WRITTEN PROBLEM:
Write out again only the lines between the one with "Convert this document image to plain text." and the end of the records below, both ends counted, and don't include the pictures.

RECORDS FOR THE TASK:
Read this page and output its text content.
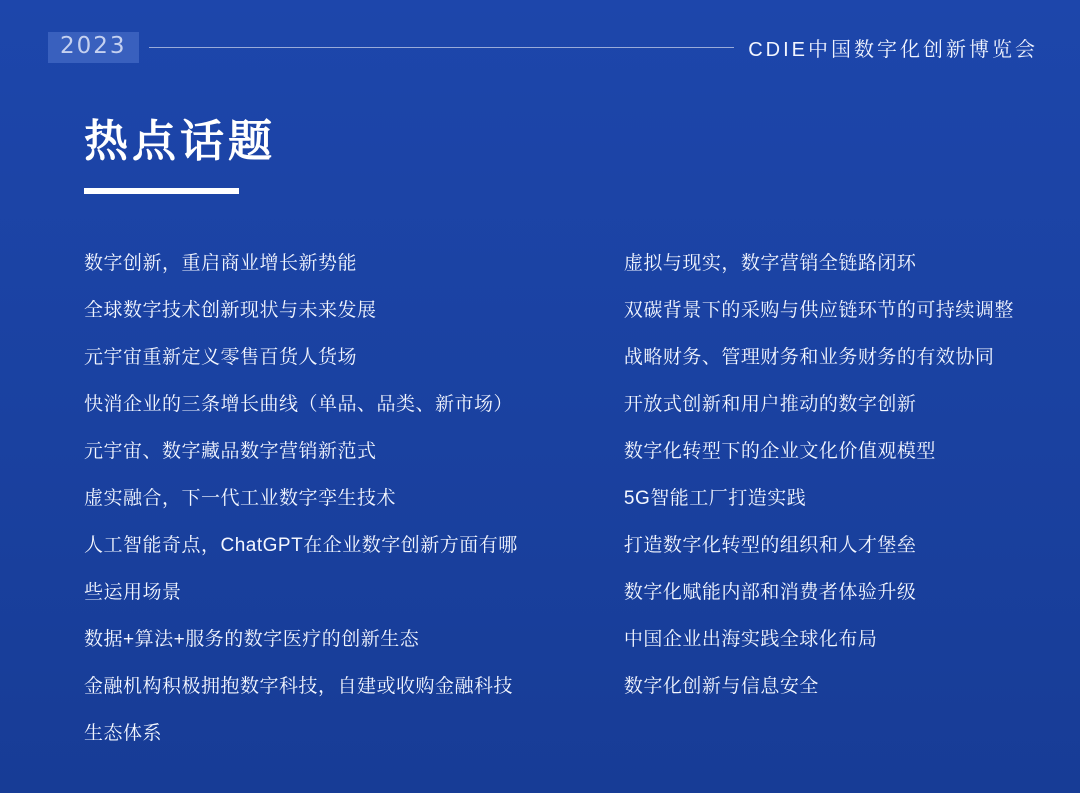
2023	CDIE中国数字化创新博览会
热点话题
数字创新，重启商业增长新势能
全球数字技术创新现状与未来发展
元宇宙重新定义零售百货人货场
快消企业的三条增长曲线（单品、品类、新市场）
元宇宙、数字藏品数字营销新范式
虚实融合，下一代工业数字孪生技术
人工智能奇点，ChatGPT在企业数字创新方面有哪
些运用场景
数据+算法+服务的数字医疗的创新生态
金融机构积极拥抱数字科技，自建或收购金融科技
生态体系
虚拟与现实，数字营销全链路闭环
双碳背景下的采购与供应链环节的可持续调整
战略财务、管理财务和业务财务的有效协同
开放式创新和用户推动的数字创新
数字化转型下的企业文化价值观模型
5G智能工厂打造实践
打造数字化转型的组织和人才堡垒
数字化赋能内部和消费者体验升级
中国企业出海实践全球化布局
数字化创新与信息安全
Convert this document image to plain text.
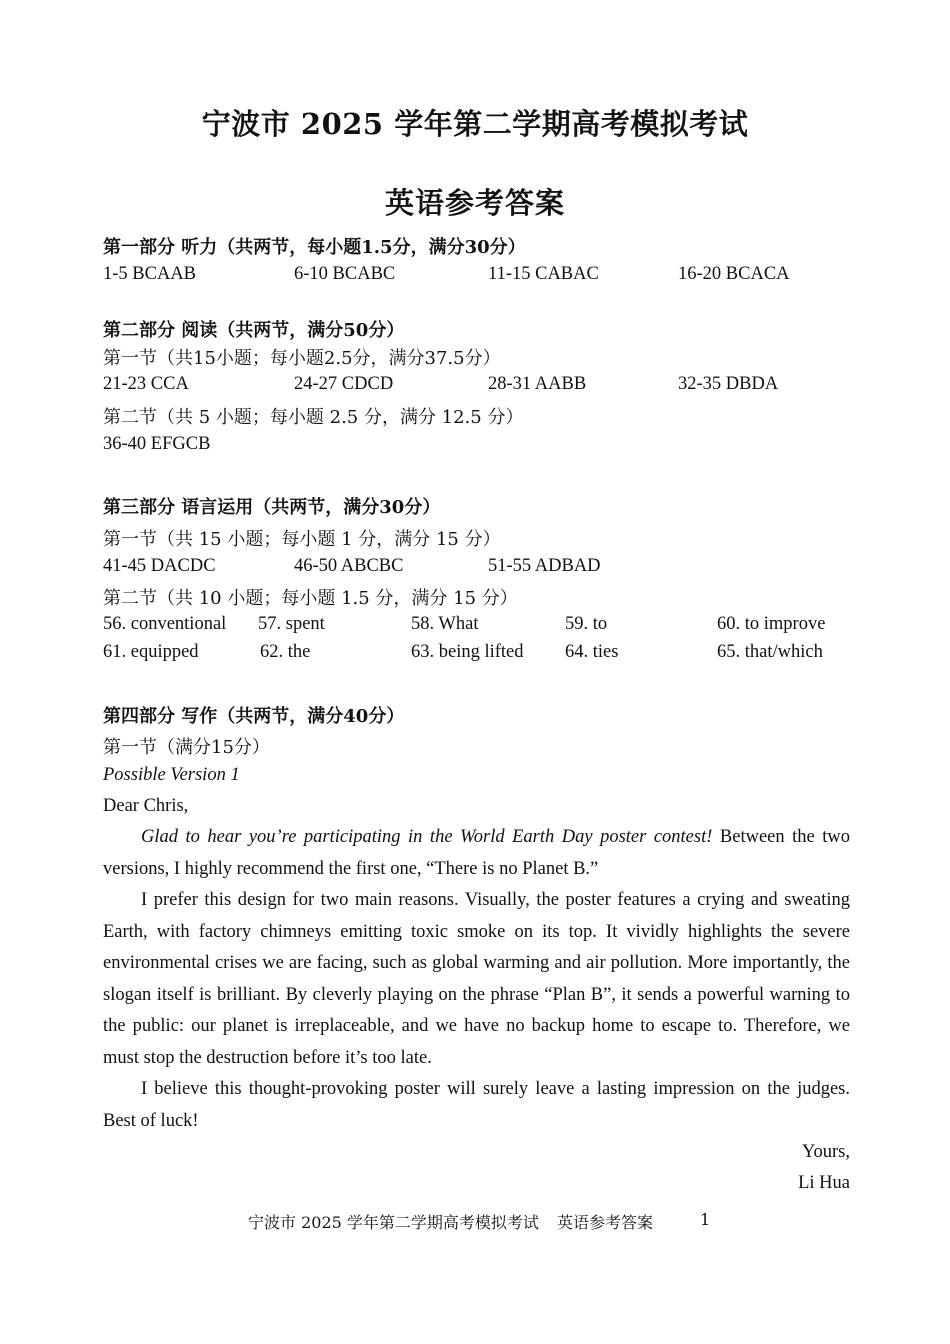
宁波市 2025 学年第二学期高考模拟考试
英语参考答案
第一部分 听力（共两节，每小题1.5分，满分30分）
1-5 BCAAB	6-10 BCABC	11-15 CABAC	16-20 BCACA
第二部分 阅读（共两节，满分50分）
第一节（共15小题；每小题2.5分，满分37.5分）
21-23 CCA	24-27 CDCD	28-31 AABB	32-35 DBDA
第二节（共 5 小题；每小题 2.5 分，满分 12.5 分）
36-40 EFGCB
第三部分 语言运用（共两节，满分30分）
第一节（共 15 小题；每小题 1 分，满分 15 分）
41-45 DACDC	46-50 ABCBC	51-55 ADBAD
第二节（共 10 小题；每小题 1.5 分，满分 15 分）
56. conventional 57. spent	58. What	59. to	60. to improve
61. equipped	62. the	63. being lifted 64. ties	65. that/which
第四部分 写作（共两节，满分40分）
第一节（满分15分）
Possible Version 1
Dear Chris,

Glad to hear you’re participating in the World Earth Day poster contest! Between the two versions, I highly recommend the first one, “There is no Planet B.”

I prefer this design for two main reasons. Visually, the poster features a crying and sweating Earth, with factory chimneys emitting toxic smoke on its top. It vividly highlights the severe environmental crises we are facing, such as global warming and air pollution. More importantly, the slogan itself is brilliant. By cleverly playing on the phrase “Plan B”, it sends a powerful warning to the public: our planet is irreplaceable, and we have no backup home to escape to. Therefore, we must stop the destruction before it’s too late.

I believe this thought-provoking poster will surely leave a lasting impression on the judges. Best of luck!

Yours,
Li Hua
宁波市 2025 学年第二学期高考模拟考试 英语参考答案	1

SOLUTION TO THE PROBLEM:
Convert this document image to plain text.
宁波市 2025 学年第二学期高考模拟考试
英语参考答案
第一部分 听力（共两节，每小题1.5分，满分30分）
1-5 BCAAB	6-10 BCABC	11-15 CABAC	16-20 BCACA
第二部分 阅读（共两节，满分50分）
第一节（共15小题；每小题2.5分，满分37.5分）
21-23 CCA	24-27 CDCD	28-31 AABB	32-35 DBDA
第二节（共 5 小题；每小题 2.5 分，满分 12.5 分）
36-40 EFGCB
第三部分 语言运用（共两节，满分30分）
第一节（共 15 小题；每小题 1 分，满分 15 分）
41-45 DACDC	46-50 ABCBC	51-55 ADBAD
第二节（共 10 小题；每小题 1.5 分，满分 15 分）
56. conventional 57. spent	58. What	59. to	60. to improve
61. equipped	62. the	63. being lifted 64. ties	65. that/which
第四部分 写作（共两节，满分40分）
第一节（满分15分）
Possible Version 1
Dear Chris,

Glad to hear you’re participating in the World Earth Day poster contest! Between the two versions, I highly recommend the first one, “There is no Planet B.”

I prefer this design for two main reasons. Visually, the poster features a crying and sweating Earth, with factory chimneys emitting toxic smoke on its top. It vividly highlights the severe environmental crises we are facing, such as global warming and air pollution. More importantly, the slogan itself is brilliant. By cleverly playing on the phrase “Plan B”, it sends a powerful warning to the public: our planet is irreplaceable, and we have no backup home to escape to. Therefore, we must stop the destruction before it’s too late.

I believe this thought-provoking poster will surely leave a lasting impression on the judges. Best of luck!

Yours,
Li Hua
宁波市 2025 学年第二学期高考模拟考试 英语参考答案	1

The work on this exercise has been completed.